Data entries for graphics:
+-------+

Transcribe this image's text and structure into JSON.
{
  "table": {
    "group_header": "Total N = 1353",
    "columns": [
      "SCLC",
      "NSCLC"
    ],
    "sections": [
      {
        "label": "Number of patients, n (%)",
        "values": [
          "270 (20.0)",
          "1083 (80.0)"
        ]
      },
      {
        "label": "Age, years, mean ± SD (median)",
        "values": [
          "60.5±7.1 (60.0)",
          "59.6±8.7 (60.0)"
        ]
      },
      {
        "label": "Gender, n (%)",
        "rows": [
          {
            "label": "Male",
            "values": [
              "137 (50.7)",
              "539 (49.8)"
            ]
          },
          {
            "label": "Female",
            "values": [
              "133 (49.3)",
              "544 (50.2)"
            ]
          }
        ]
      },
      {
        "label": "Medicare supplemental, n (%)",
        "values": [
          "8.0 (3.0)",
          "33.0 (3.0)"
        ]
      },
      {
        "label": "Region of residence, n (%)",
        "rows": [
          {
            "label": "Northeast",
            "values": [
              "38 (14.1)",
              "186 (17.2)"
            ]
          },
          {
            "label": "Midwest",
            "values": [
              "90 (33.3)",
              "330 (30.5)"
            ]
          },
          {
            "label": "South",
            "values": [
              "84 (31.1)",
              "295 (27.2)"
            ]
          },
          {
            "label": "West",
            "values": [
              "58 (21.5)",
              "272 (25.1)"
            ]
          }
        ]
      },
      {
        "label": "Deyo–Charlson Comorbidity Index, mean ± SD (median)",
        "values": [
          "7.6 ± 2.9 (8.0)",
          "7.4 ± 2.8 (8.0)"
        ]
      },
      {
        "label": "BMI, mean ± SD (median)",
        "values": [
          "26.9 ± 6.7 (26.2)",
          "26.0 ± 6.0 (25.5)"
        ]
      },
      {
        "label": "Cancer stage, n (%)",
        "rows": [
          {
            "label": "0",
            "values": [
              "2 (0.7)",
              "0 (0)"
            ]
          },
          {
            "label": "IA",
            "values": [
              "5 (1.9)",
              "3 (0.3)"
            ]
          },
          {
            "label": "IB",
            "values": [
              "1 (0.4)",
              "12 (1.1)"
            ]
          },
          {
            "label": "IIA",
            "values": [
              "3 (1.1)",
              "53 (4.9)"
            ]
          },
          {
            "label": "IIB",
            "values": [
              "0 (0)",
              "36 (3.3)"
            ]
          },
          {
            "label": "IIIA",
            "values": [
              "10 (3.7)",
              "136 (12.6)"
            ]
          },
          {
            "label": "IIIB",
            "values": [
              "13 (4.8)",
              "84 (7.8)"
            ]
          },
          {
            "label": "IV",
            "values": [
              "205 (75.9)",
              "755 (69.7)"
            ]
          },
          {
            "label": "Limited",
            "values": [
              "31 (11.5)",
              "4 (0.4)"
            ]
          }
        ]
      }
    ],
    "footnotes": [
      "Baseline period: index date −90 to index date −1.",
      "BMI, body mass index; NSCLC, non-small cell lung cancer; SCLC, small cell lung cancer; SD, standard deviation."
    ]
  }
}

+-------+

Problem to solve
Nothing in the records should be left out; write all of them out again exactly.

Exercise solution
Transcribe this image's text and structure into JSON.
{
  "table": {
    "group_header": "Total N = 1353",
    "columns": [
      "SCLC",
      "NSCLC"
    ],
    "sections": [
      {
        "label": "Number of patients, n (%)",
        "values": [
          "270 (20.0)",
          "1083 (80.0)"
        ]
      },
      {
        "label": "Age, years, mean ± SD (median)",
        "values": [
          "60.5±7.1 (60.0)",
          "59.6±8.7 (60.0)"
        ]
      },
      {
        "label": "Gender, n (%)",
        "rows": [
          {
            "label": "Male",
            "values": [
              "137 (50.7)",
              "539 (49.8)"
            ]
          },
          {
            "label": "Female",
            "values": [
              "133 (49.3)",
              "544 (50.2)"
            ]
          }
        ]
      },
      {
        "label": "Medicare supplemental, n (%)",
        "values": [
          "8.0 (3.0)",
          "33.0 (3.0)"
        ]
      },
      {
        "label": "Region of residence, n (%)",
        "rows": [
          {
            "label": "Northeast",
            "values": [
              "38 (14.1)",
              "186 (17.2)"
            ]
          },
          {
            "label": "Midwest",
            "values": [
              "90 (33.3)",
              "330 (30.5)"
            ]
          },
          {
            "label": "South",
            "values": [
              "84 (31.1)",
              "295 (27.2)"
            ]
          },
          {
            "label": "West",
            "values": [
              "58 (21.5)",
              "272 (25.1)"
            ]
          }
        ]
      },
      {
        "label": "Deyo–Charlson Comorbidity Index, mean ± SD (median)",
        "values": [
          "7.6 ± 2.9 (8.0)",
          "7.4 ± 2.8 (8.0)"
        ]
      },
      {
        "label": "BMI, mean ± SD (median)",
        "values": [
          "26.9 ± 6.7 (26.2)",
          "26.0 ± 6.0 (25.5)"
        ]
      },
      {
        "label": "Cancer stage, n (%)",
        "rows": [
          {
            "label": "0",
            "values": [
              "2 (0.7)",
              "0 (0)"
            ]
          },
          {
            "label": "IA",
            "values": [
              "5 (1.9)",
              "3 (0.3)"
            ]
          },
          {
            "label": "IB",
            "values": [
              "1 (0.4)",
              "12 (1.1)"
            ]
          },
          {
            "label": "IIA",
            "values": [
              "3 (1.1)",
              "53 (4.9)"
            ]
          },
          {
            "label": "IIB",
            "values": [
              "0 (0)",
              "36 (3.3)"
            ]
          },
          {
            "label": "IIIA",
            "values": [
              "10 (3.7)",
              "136 (12.6)"
            ]
          },
          {
            "label": "IIIB",
            "values": [
              "13 (4.8)",
              "84 (7.8)"
            ]
          },
          {
            "label": "IV",
            "values": [
              "205 (75.9)",
              "755 (69.7)"
            ]
          },
          {
            "label": "Limited",
            "values": [
              "31 (11.5)",
              "4 (0.4)"
            ]
          }
        ]
      }
    ],
    "footnotes": [
      "Baseline period: index date −90 to index date −1.",
      "BMI, body mass index; NSCLC, non-small cell lung cancer; SCLC, small cell lung cancer; SD, standard deviation."
    ]
  }
}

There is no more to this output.